■ PETUNJUK TUGAS:
1. Jawab pertanyaan berikut berdasarkan tulisan tentang lelang.
(a) Di media apa dan pada tanggal berapa tulisan itu terbit?
(b) Menurut tulisan itu, mengapa motor yang ditunggangi siang dan malam akhirnya masuk ke pelelangan?
(c) Sampai harga berapa ayam goreng satu ekor dilelang?
2. Tuliskan lanjutan tulisan tentang lelang, dimulai setelah kalimat terakhirnya.

---------- DOKUMEN

Mantagi Alizar Tanjung
Terbit di Singgalang, 19 Januari 2014
Lelang yuang.
Apakah anda wahai pembaca yang saya cintai pernah mendengar kata ini? Saya
yakin anda pernah mendengarnya. Bahkan menurut saya sering mendengarnya. Tidak
tertutup kemungkinan pula sebagai para pelaku. Atau para penghubung lelang.
Misalnya
begini, dijual motor lelang dengan harga sekian. Orang-orang berebut membelinya.
Saya tidak tahu kenapa? Padahal yang bernama lelang sudah pasti barang seken.
Sudah ndak perawan atau sudah ndak perjaka. Mungkin karena yang penting adalah
mereknya. Contoh salah-satunya mobil milik saudara saya, karena barang seken,
setiap sebentar keluar dompet untuk perbaikannya.
Coba
perhatikan motor yang dilelang. Kalau tidak perjaka rodanya yang rusak, maka
perawan mesinnya yang sudah babak belur.
Kenapa babak belur, setiap hari ditunggangi para tuan motor. Bayangkan siang
dan malam terus ditunggangi, ya akhir-akhirnya masuk kepelelangan karena
setoran tidak dibayar.
Boro-boro mau
baya setoran, untuk makan anak-bini saja tidak cukup. Sori bagi anda yang belum
menikah. Uang saku anda saja kadang-kadang tidak cukup, ngapain harus
ribet-ribet beli motor. Nah, ini baru kata lelang pertama yang saya kemukakan
kepada anda yang saya sayangi sebagai sesama manusia yang benar-benar membaca
mantagi ini.
Lelang kedua,
saya menemukan selama Bulan Ramadhan. Gak percaya. Datang saja setiap Bulan
Ramadhan ke kampung saya, Karang Sadah, Nagari Kampung Batu Dalam, negeri yang
kaya dengan hasil bumi, indah akan pariwisata, masih miskin pengelolaan. Di kampung
saya orang-orang melelang. Mulai dari melelang yang kecil-kecil sampai ke yang
sedikit bergengsi. Karena memang belum ada yang mendekat super bergengsi, atau
premium bergengsi.
Saya tegaskan
sekali lagi. Apa yang dilelang? Ada namanya lelang amal. Saya gak mengerti
kenapa namanya lelang amal. Kemudian ada namanya lelang apik ayam. Lelang ayam
goreng satu ekor lengkapnya. Ayam itu dilelang sampai bandrol lima ratus ribu.

--------------------
---------- DATA TERSEDIA

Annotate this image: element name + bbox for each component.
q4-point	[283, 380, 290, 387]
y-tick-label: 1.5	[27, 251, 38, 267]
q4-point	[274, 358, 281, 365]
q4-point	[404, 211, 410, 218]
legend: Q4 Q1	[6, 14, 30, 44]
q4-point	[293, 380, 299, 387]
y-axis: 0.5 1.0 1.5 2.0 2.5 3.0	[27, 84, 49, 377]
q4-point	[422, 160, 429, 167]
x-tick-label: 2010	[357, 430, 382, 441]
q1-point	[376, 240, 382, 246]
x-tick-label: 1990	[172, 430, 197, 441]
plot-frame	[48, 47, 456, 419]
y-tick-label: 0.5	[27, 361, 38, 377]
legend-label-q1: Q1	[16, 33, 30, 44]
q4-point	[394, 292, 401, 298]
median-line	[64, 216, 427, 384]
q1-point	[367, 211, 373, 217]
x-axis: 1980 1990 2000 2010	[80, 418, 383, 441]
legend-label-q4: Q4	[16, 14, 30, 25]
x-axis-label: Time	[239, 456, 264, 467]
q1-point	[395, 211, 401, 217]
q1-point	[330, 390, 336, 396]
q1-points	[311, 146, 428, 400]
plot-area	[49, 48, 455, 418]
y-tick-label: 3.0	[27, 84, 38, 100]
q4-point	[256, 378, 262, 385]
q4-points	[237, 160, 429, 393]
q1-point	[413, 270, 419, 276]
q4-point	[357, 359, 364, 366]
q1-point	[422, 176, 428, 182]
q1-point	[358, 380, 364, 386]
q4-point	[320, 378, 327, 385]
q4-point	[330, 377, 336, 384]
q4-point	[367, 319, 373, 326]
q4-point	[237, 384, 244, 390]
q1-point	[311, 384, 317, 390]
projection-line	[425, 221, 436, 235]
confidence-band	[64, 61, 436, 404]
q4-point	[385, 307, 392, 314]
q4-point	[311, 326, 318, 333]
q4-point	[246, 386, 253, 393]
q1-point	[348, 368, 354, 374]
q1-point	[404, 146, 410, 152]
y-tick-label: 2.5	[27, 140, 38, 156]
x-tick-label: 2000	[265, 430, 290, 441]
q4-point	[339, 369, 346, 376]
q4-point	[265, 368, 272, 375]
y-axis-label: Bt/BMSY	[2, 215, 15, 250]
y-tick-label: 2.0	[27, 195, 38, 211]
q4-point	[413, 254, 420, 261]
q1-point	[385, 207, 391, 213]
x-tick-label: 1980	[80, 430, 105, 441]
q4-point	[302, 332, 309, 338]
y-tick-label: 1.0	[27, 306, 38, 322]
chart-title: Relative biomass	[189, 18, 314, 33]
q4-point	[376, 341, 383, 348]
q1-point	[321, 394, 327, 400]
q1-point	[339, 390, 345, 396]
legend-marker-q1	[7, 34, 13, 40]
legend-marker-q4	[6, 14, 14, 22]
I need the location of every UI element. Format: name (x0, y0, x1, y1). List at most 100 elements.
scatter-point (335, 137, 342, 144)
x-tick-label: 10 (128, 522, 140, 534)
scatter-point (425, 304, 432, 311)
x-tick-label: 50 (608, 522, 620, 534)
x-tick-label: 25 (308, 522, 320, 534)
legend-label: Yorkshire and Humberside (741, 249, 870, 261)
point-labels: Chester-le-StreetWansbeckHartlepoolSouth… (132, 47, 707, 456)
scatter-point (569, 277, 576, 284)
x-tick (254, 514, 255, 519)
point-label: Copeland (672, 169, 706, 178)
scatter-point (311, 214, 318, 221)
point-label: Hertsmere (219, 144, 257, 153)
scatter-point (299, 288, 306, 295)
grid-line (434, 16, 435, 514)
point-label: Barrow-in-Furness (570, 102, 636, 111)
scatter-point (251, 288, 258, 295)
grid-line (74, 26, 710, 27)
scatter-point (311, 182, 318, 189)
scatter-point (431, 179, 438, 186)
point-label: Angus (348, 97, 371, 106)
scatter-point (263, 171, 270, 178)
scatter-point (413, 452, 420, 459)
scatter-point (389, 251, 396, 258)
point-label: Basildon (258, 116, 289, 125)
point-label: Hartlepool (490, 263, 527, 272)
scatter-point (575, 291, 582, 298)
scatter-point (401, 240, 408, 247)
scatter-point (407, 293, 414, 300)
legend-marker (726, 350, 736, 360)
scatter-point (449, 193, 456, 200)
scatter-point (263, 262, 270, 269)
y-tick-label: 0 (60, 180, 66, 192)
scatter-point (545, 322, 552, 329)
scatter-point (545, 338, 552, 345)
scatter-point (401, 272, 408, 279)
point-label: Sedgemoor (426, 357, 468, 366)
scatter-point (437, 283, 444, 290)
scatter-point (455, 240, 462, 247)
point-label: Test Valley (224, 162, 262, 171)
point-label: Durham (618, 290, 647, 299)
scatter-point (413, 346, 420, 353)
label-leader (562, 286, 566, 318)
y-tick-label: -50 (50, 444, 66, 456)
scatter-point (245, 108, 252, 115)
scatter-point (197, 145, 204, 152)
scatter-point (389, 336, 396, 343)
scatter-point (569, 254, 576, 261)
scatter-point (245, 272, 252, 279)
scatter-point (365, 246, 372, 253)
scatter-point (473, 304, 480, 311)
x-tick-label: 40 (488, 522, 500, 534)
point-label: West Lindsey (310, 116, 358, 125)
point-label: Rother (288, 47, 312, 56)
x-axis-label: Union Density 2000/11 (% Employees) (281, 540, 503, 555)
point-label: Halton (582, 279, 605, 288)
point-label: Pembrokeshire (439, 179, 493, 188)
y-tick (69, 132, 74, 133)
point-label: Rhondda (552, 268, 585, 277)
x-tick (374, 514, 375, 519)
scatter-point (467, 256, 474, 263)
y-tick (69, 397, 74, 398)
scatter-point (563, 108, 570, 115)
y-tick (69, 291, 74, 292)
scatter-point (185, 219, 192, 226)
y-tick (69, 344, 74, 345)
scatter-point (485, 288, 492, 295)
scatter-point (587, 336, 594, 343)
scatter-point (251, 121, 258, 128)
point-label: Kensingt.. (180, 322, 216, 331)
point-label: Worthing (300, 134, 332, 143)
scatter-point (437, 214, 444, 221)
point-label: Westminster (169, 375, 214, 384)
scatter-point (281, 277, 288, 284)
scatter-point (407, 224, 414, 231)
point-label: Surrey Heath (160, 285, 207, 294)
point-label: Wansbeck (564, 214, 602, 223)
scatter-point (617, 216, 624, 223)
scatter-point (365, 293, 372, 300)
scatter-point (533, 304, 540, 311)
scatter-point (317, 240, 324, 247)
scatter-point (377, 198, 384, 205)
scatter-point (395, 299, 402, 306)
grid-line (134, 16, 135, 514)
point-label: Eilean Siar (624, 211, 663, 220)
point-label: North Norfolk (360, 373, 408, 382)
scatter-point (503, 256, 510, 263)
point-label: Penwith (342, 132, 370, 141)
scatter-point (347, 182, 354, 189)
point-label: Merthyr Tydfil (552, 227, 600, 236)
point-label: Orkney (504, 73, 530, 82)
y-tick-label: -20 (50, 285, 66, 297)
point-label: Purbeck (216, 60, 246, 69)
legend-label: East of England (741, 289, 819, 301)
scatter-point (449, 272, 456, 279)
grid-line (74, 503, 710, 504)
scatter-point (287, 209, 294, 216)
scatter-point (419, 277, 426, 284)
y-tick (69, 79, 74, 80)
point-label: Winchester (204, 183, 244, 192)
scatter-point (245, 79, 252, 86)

--------------------

■ HASIL TIAP TUGAS:
1.
(a) Di Singgalang, 19 Januari 2014.
(b) Karena setorannya tidak dibayar.
(c) Lima ratus ribu.

2.
Lelang ini diadakan di masjid-masjid atau surau-surau untuk pencari dana acara
lomba dan segala macam tetek bengeknya. Lelang ini diikuti oleh tua muda,
remaja, bahkan sampai ke anak-anak.
Pelaksanaan
lelang ini ketika ada lomba: lomba MSQ, tilawah, qasidah, salat. Mereka yang
mengangkat acara ini adalah pemuda-pemuda. Lelangnya atas nama pemuda.
Tempatnya masjid atau surau dalam rangka keagaaman. Tukang lelang akan
menghimbau dari hitungan satu yang artinya seribu. Kalau dahulu per seratus
rupiah. Mungkin karena mata uang sudah tak berguna di negeri ini makanya naik
harganya menjadi seribu. Pelelang meneriakkan apa yang diteriakkan peserta
lelang. Mulai dari kata yang amat jelek sampai kata yang amat baik diucapkan
oleh pelelang.
Kadang orang
tertawa, kadang bermuka murung karena hinaan dan cacian para pelelang. Ada pula
yang pura-pura mau bertengkar, karena telinganya sudah merah menahan malu.
Tetapi setelah keluar dari tempat pelelangan, suasana menjadi aman dan
terkendali. Ya, ya, ya, beginilah kalau orang kampung yang melelang. Gunanya
juga untuk kepentingan bersama. Yang memanfaatkannya juga bersama. Kecuali apik
ayam, apik ayamnya dimakan oleh orang yang menang lelang. Ya iyalah, masa gak sih. Gak level gitu lo kata anak muda yang kata mereka gaul, padahal cengeng.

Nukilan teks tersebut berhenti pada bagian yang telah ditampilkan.